■ WHAT IS REQUIRED
Scan the lines below for the string "Komitetu" and copy every one that has it.

Dataset items:
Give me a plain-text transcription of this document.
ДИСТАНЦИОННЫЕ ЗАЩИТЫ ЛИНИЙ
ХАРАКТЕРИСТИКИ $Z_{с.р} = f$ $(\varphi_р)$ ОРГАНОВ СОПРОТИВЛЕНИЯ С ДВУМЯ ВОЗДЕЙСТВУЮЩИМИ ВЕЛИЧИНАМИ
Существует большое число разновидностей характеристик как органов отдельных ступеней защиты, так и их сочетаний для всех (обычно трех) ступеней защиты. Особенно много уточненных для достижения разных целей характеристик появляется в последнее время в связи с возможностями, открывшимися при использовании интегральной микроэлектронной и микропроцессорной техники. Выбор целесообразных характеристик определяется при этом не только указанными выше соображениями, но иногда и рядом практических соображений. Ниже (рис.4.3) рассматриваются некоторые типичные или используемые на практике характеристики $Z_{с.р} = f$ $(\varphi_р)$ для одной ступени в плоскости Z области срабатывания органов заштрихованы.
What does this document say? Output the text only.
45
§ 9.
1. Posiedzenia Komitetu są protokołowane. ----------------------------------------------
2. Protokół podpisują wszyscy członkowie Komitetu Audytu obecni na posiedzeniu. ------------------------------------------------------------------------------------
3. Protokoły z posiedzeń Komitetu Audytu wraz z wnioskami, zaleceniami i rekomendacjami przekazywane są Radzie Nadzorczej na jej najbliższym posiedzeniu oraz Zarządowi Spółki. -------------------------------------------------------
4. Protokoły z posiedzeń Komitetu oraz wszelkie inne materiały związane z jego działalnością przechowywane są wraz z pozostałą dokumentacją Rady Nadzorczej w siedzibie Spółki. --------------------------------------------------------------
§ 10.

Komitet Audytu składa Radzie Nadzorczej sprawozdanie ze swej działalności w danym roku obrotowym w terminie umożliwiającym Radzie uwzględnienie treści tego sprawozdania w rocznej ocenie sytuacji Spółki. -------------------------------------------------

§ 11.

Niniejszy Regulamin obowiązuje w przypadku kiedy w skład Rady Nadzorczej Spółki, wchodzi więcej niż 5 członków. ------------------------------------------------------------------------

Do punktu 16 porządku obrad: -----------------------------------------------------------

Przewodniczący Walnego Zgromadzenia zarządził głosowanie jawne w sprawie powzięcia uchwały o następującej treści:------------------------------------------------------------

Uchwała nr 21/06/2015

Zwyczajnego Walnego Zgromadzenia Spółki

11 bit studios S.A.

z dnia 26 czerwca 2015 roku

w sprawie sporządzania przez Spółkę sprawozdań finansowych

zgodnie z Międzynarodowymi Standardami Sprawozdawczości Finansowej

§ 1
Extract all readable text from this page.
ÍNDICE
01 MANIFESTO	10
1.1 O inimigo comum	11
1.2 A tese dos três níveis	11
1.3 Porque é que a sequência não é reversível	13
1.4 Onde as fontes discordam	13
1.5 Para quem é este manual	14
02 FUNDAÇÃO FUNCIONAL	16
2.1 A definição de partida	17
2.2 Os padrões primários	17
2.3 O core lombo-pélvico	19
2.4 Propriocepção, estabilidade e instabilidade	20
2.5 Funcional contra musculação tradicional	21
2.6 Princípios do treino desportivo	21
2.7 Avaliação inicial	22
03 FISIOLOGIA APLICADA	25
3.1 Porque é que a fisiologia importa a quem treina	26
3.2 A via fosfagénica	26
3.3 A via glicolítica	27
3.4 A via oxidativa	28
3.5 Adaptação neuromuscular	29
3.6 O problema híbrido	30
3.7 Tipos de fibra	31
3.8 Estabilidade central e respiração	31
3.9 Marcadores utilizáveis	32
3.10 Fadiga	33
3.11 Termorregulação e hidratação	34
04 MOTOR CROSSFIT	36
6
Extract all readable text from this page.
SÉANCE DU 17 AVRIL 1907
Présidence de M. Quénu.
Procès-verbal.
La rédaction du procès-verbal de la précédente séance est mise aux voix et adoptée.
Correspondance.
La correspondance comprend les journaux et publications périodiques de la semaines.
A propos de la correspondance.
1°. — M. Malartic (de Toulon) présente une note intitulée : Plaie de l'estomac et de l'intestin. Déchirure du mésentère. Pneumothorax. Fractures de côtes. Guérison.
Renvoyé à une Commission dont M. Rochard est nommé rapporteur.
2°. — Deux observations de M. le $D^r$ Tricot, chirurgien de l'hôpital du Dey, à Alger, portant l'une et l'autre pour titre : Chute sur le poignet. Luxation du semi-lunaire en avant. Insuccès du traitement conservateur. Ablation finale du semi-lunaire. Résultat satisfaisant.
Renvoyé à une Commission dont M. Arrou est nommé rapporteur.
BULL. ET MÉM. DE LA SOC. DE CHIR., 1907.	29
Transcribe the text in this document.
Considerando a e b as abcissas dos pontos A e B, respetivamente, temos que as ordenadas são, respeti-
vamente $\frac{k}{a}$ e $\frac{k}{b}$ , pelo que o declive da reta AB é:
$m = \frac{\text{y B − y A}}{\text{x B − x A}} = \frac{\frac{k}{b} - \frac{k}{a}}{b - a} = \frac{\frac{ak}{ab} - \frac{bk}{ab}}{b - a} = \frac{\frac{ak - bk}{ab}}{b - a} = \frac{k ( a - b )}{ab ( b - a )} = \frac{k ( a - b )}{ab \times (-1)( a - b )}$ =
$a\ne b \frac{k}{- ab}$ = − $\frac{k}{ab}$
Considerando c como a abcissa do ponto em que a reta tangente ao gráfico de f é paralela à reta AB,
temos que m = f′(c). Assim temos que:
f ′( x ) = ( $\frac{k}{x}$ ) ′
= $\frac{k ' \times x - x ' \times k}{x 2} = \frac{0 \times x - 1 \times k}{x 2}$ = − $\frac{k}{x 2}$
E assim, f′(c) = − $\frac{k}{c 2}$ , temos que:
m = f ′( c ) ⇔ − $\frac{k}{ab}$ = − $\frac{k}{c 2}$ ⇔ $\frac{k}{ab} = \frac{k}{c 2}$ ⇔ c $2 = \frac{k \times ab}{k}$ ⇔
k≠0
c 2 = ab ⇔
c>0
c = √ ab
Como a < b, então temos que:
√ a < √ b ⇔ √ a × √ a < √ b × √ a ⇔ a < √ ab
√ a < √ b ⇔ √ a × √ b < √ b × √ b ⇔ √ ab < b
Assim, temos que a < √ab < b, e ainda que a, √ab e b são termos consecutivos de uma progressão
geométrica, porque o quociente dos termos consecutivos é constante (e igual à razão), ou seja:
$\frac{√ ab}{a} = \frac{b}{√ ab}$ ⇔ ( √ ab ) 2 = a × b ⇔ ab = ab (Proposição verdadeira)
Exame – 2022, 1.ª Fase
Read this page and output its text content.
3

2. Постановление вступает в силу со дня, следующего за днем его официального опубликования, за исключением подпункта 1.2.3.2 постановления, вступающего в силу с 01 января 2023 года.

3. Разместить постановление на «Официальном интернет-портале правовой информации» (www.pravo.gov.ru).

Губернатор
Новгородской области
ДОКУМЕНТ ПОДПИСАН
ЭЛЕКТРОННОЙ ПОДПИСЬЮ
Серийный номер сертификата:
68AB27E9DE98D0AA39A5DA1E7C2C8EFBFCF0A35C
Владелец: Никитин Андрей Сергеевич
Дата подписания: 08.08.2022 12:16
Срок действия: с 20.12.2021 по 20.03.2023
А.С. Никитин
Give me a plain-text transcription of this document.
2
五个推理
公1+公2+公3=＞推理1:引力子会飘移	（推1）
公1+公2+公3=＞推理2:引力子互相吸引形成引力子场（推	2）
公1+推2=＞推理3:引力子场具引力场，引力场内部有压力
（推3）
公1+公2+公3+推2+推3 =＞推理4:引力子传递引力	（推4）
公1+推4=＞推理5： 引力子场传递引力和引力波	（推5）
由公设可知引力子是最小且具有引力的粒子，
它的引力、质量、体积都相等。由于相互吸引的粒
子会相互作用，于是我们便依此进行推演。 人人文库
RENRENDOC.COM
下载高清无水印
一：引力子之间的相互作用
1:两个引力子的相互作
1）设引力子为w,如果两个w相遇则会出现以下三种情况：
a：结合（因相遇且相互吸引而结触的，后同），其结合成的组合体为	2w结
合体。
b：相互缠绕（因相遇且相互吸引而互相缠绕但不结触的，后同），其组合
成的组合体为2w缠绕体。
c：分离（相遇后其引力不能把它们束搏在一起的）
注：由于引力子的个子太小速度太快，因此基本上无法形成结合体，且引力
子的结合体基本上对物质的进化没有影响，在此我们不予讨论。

■ SOLUTION TO THIS PROBLEM
1. Posiedzenia Komitetu są protokołowane. ----------------------------------------------
2. Protokół podpisują wszyscy członkowie Komitetu Audytu obecni na posiedzeniu. ------------------------------------------------------------------------------------
3. Protokoły z posiedzeń Komitetu Audytu wraz z wnioskami, zaleceniami i rekomendacjami przekazywane są Radzie Nadzorczej na jej najbliższym posiedzeniu oraz Zarządowi Spółki. -------------------------------------------------------
4. Protokoły z posiedzeń Komitetu oraz wszelkie inne materiały związane z jego działalnością przechowywane są wraz z pozostałą dokumentacją Rady Nadzorczej w siedzibie Spółki. --------------------------------------------------------------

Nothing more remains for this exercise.